Exercise aim | The records below must be written out exactly, with every picture left behind.

######

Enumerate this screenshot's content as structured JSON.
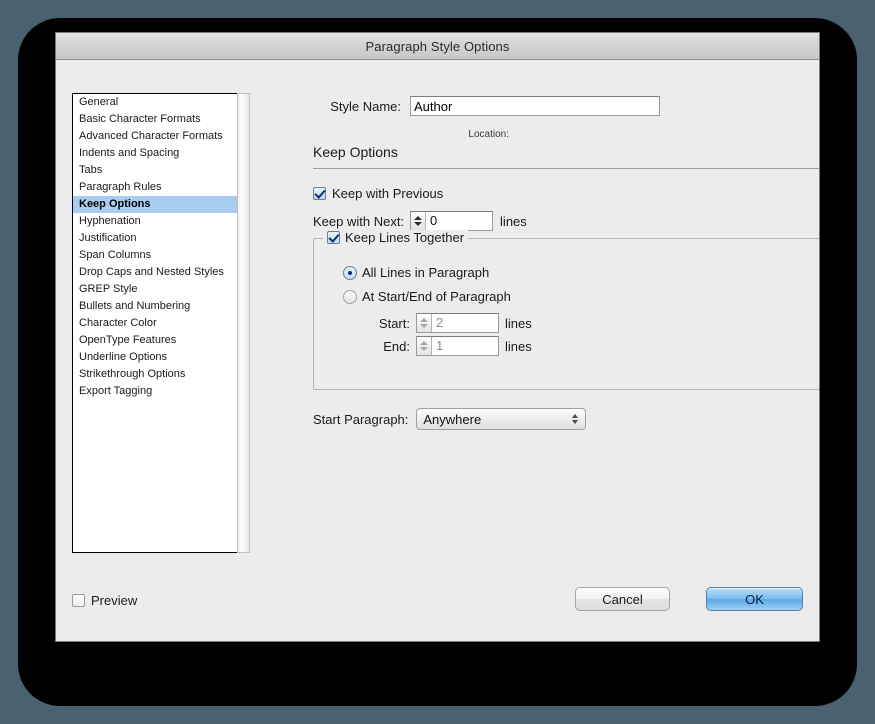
{
  "window": {
    "title": "Paragraph Style Options"
  },
  "sidebar": {
    "items": [
      {
        "label": "General",
        "selected": false
      },
      {
        "label": "Basic Character Formats",
        "selected": false
      },
      {
        "label": "Advanced Character Formats",
        "selected": false
      },
      {
        "label": "Indents and Spacing",
        "selected": false
      },
      {
        "label": "Tabs",
        "selected": false
      },
      {
        "label": "Paragraph Rules",
        "selected": false
      },
      {
        "label": "Keep Options",
        "selected": true
      },
      {
        "label": "Hyphenation",
        "selected": false
      },
      {
        "label": "Justification",
        "selected": false
      },
      {
        "label": "Span Columns",
        "selected": false
      },
      {
        "label": "Drop Caps and Nested Styles",
        "selected": false
      },
      {
        "label": "GREP Style",
        "selected": false
      },
      {
        "label": "Bullets and Numbering",
        "selected": false
      },
      {
        "label": "Character Color",
        "selected": false
      },
      {
        "label": "OpenType Features",
        "selected": false
      },
      {
        "label": "Underline Options",
        "selected": false
      },
      {
        "label": "Strikethrough Options",
        "selected": false
      },
      {
        "label": "Export Tagging",
        "selected": false
      }
    ]
  },
  "header": {
    "style_name_label": "Style Name:",
    "style_name_value": "Author",
    "location_label": "Location:"
  },
  "main": {
    "section_title": "Keep Options",
    "keep_with_previous": {
      "label": "Keep with Previous",
      "checked": true
    },
    "keep_with_next": {
      "label": "Keep with Next:",
      "value": "0",
      "unit": "lines"
    },
    "keep_lines_together": {
      "label": "Keep Lines Together",
      "checked": true,
      "options": [
        {
          "label": "All Lines in Paragraph",
          "selected": true
        },
        {
          "label": "At Start/End of Paragraph",
          "selected": false
        }
      ],
      "start": {
        "label": "Start:",
        "value": "2",
        "unit": "lines",
        "enabled": false
      },
      "end": {
        "label": "End:",
        "value": "1",
        "unit": "lines",
        "enabled": false
      }
    },
    "start_paragraph": {
      "label": "Start Paragraph:",
      "value": "Anywhere"
    }
  },
  "footer": {
    "preview_label": "Preview",
    "preview_checked": false,
    "cancel_label": "Cancel",
    "ok_label": "OK"
  },
  "colors": {
    "desktop": "#4a6170",
    "dialog_bg": "#ececec",
    "selection_blue": "#a9cdf0",
    "default_button_blue": "#7fbdee"
  }
}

######

Task answer |
Enumerate this screenshot's content as structured JSON.
{
  "window": {
    "title": "Paragraph Style Options"
  },
  "sidebar": {
    "items": [
      {
        "label": "General",
        "selected": false
      },
      {
        "label": "Basic Character Formats",
        "selected": false
      },
      {
        "label": "Advanced Character Formats",
        "selected": false
      },
      {
        "label": "Indents and Spacing",
        "selected": false
      },
      {
        "label": "Tabs",
        "selected": false
      },
      {
        "label": "Paragraph Rules",
        "selected": false
      },
      {
        "label": "Keep Options",
        "selected": true
      },
      {
        "label": "Hyphenation",
        "selected": false
      },
      {
        "label": "Justification",
        "selected": false
      },
      {
        "label": "Span Columns",
        "selected": false
      },
      {
        "label": "Drop Caps and Nested Styles",
        "selected": false
      },
      {
        "label": "GREP Style",
        "selected": false
      },
      {
        "label": "Bullets and Numbering",
        "selected": false
      },
      {
        "label": "Character Color",
        "selected": false
      },
      {
        "label": "OpenType Features",
        "selected": false
      },
      {
        "label": "Underline Options",
        "selected": false
      },
      {
        "label": "Strikethrough Options",
        "selected": false
      },
      {
        "label": "Export Tagging",
        "selected": false
      }
    ]
  },
  "header": {
    "style_name_label": "Style Name:",
    "style_name_value": "Author",
    "location_label": "Location:"
  },
  "main": {
    "section_title": "Keep Options",
    "keep_with_previous": {
      "label": "Keep with Previous",
      "checked": true
    },
    "keep_with_next": {
      "label": "Keep with Next:",
      "value": "0",
      "unit": "lines"
    },
    "keep_lines_together": {
      "label": "Keep Lines Together",
      "checked": true,
      "options": [
        {
          "label": "All Lines in Paragraph",
          "selected": true
        },
        {
          "label": "At Start/End of Paragraph",
          "selected": false
        }
      ],
      "start": {
        "label": "Start:",
        "value": "2",
        "unit": "lines",
        "enabled": false
      },
      "end": {
        "label": "End:",
        "value": "1",
        "unit": "lines",
        "enabled": false
      }
    },
    "start_paragraph": {
      "label": "Start Paragraph:",
      "value": "Anywhere"
    }
  },
  "footer": {
    "preview_label": "Preview",
    "preview_checked": false,
    "cancel_label": "Cancel",
    "ok_label": "OK"
  },
  "colors": {
    "desktop": "#4a6170",
    "dialog_bg": "#ececec",
    "selection_blue": "#a9cdf0",
    "default_button_blue": "#7fbdee"
  }
}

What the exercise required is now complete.